◆ Data provided
★ ★ ★ ★ ★

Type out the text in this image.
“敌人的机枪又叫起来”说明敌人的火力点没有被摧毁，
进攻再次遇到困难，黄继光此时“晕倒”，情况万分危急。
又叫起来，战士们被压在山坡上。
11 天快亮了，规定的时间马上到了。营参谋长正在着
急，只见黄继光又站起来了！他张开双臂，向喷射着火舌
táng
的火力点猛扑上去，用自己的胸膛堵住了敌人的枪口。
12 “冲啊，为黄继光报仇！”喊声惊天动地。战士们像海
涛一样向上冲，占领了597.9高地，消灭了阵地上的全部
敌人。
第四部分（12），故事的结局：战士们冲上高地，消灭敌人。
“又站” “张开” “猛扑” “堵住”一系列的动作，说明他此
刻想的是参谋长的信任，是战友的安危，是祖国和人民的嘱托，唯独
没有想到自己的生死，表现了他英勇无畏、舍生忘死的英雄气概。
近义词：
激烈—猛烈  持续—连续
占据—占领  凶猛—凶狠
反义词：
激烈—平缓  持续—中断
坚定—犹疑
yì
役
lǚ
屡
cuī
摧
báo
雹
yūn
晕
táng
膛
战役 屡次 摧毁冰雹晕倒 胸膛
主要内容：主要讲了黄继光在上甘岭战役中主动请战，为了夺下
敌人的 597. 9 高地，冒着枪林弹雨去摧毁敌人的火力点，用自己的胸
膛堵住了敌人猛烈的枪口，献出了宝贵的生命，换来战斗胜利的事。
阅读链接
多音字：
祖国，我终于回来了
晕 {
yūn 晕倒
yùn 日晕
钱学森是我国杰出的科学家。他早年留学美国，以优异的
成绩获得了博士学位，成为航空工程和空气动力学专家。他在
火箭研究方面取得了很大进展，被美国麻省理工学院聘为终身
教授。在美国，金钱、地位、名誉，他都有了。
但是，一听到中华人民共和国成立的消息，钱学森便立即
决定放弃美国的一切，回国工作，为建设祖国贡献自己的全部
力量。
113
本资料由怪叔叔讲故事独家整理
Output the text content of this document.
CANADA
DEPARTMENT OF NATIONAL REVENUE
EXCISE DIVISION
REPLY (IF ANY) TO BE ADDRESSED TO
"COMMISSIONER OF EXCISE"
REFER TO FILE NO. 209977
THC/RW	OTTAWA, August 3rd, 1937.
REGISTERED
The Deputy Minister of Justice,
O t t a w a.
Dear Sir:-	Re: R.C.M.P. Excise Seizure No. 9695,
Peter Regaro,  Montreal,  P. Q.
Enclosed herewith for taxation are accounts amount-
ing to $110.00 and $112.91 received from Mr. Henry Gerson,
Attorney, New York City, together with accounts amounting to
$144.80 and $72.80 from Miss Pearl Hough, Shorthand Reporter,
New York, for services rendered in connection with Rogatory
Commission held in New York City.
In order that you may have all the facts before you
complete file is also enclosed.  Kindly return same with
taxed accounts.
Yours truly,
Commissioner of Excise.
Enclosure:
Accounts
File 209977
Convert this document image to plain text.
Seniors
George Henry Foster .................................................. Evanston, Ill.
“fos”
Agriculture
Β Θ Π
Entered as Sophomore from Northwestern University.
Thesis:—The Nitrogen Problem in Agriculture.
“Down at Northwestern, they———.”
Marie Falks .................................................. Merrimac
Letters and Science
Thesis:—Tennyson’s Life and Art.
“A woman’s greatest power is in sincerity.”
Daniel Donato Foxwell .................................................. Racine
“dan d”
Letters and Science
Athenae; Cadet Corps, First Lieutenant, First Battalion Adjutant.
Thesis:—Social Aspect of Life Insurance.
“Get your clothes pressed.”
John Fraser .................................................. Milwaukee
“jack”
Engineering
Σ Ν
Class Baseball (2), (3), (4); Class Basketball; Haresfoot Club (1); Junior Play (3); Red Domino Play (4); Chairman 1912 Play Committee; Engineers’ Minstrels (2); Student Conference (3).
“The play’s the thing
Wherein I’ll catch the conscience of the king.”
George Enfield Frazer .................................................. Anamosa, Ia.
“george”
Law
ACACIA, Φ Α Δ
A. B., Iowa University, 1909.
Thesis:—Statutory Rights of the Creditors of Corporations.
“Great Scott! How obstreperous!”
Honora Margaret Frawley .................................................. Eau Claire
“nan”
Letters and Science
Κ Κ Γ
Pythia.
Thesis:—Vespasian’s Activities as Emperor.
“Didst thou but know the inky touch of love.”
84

★ ★ ★ ★ ★

The records above need to be transcribed in full. Keep every character unchanged.

◆ Result of this task
Type out the text in this image.
“敌人的机枪又叫起来”说明敌人的火力点没有被摧毁，
进攻再次遇到困难，黄继光此时“晕倒”，情况万分危急。
又叫起来，战士们被压在山坡上。
11 天快亮了，规定的时间马上到了。营参谋长正在着
急，只见黄继光又站起来了！他张开双臂，向喷射着火舌
táng
的火力点猛扑上去，用自己的胸膛堵住了敌人的枪口。
12 “冲啊，为黄继光报仇！”喊声惊天动地。战士们像海
涛一样向上冲，占领了597.9高地，消灭了阵地上的全部
敌人。
第四部分（12），故事的结局：战士们冲上高地，消灭敌人。
“又站” “张开” “猛扑” “堵住”一系列的动作，说明他此
刻想的是参谋长的信任，是战友的安危，是祖国和人民的嘱托，唯独
没有想到自己的生死，表现了他英勇无畏、舍生忘死的英雄气概。
近义词：
激烈—猛烈  持续—连续
占据—占领  凶猛—凶狠
反义词：
激烈—平缓  持续—中断
坚定—犹疑
yì
役
lǚ
屡
cuī
摧
báo
雹
yūn
晕
táng
膛
战役 屡次 摧毁冰雹晕倒 胸膛
主要内容：主要讲了黄继光在上甘岭战役中主动请战，为了夺下
敌人的 597. 9 高地，冒着枪林弹雨去摧毁敌人的火力点，用自己的胸
膛堵住了敌人猛烈的枪口，献出了宝贵的生命，换来战斗胜利的事。
阅读链接
多音字：
祖国，我终于回来了
晕 {
yūn 晕倒
yùn 日晕
钱学森是我国杰出的科学家。他早年留学美国，以优异的
成绩获得了博士学位，成为航空工程和空气动力学专家。他在
火箭研究方面取得了很大进展，被美国麻省理工学院聘为终身
教授。在美国，金钱、地位、名誉，他都有了。
但是，一听到中华人民共和国成立的消息，钱学森便立即
决定放弃美国的一切，回国工作，为建设祖国贡献自己的全部
力量。
113
本资料由怪叔叔讲故事独家整理
Output the text content of this document.
CANADA
DEPARTMENT OF NATIONAL REVENUE
EXCISE DIVISION
REPLY (IF ANY) TO BE ADDRESSED TO
"COMMISSIONER OF EXCISE"
REFER TO FILE NO. 209977
THC/RW	OTTAWA, August 3rd, 1937.
REGISTERED
The Deputy Minister of Justice,
O t t a w a.
Dear Sir:-	Re: R.C.M.P. Excise Seizure No. 9695,
Peter Regaro,  Montreal,  P. Q.
Enclosed herewith for taxation are accounts amount-
ing to $110.00 and $112.91 received from Mr. Henry Gerson,
Attorney, New York City, together with accounts amounting to
$144.80 and $72.80 from Miss Pearl Hough, Shorthand Reporter,
New York, for services rendered in connection with Rogatory
Commission held in New York City.
In order that you may have all the facts before you
complete file is also enclosed.  Kindly return same with
taxed accounts.
Yours truly,
Commissioner of Excise.
Enclosure:
Accounts
File 209977
Convert this document image to plain text.
Seniors
George Henry Foster .................................................. Evanston, Ill.
“fos”
Agriculture
Β Θ Π
Entered as Sophomore from Northwestern University.
Thesis:—The Nitrogen Problem in Agriculture.
“Down at Northwestern, they———.”
Marie Falks .................................................. Merrimac
Letters and Science
Thesis:—Tennyson’s Life and Art.
“A woman’s greatest power is in sincerity.”
Daniel Donato Foxwell .................................................. Racine
“dan d”
Letters and Science
Athenae; Cadet Corps, First Lieutenant, First Battalion Adjutant.
Thesis:—Social Aspect of Life Insurance.
“Get your clothes pressed.”
John Fraser .................................................. Milwaukee
“jack”
Engineering
Σ Ν
Class Baseball (2), (3), (4); Class Basketball; Haresfoot Club (1); Junior Play (3); Red Domino Play (4); Chairman 1912 Play Committee; Engineers’ Minstrels (2); Student Conference (3).
“The play’s the thing
Wherein I’ll catch the conscience of the king.”
George Enfield Frazer .................................................. Anamosa, Ia.
“george”
Law
ACACIA, Φ Α Δ
A. B., Iowa University, 1909.
Thesis:—Statutory Rights of the Creditors of Corporations.
“Great Scott! How obstreperous!”
Honora Margaret Frawley .................................................. Eau Claire
“nan”
Letters and Science
Κ Κ Γ
Pythia.
Thesis:—Vespasian’s Activities as Emperor.
“Didst thou but know the inky touch of love.”
84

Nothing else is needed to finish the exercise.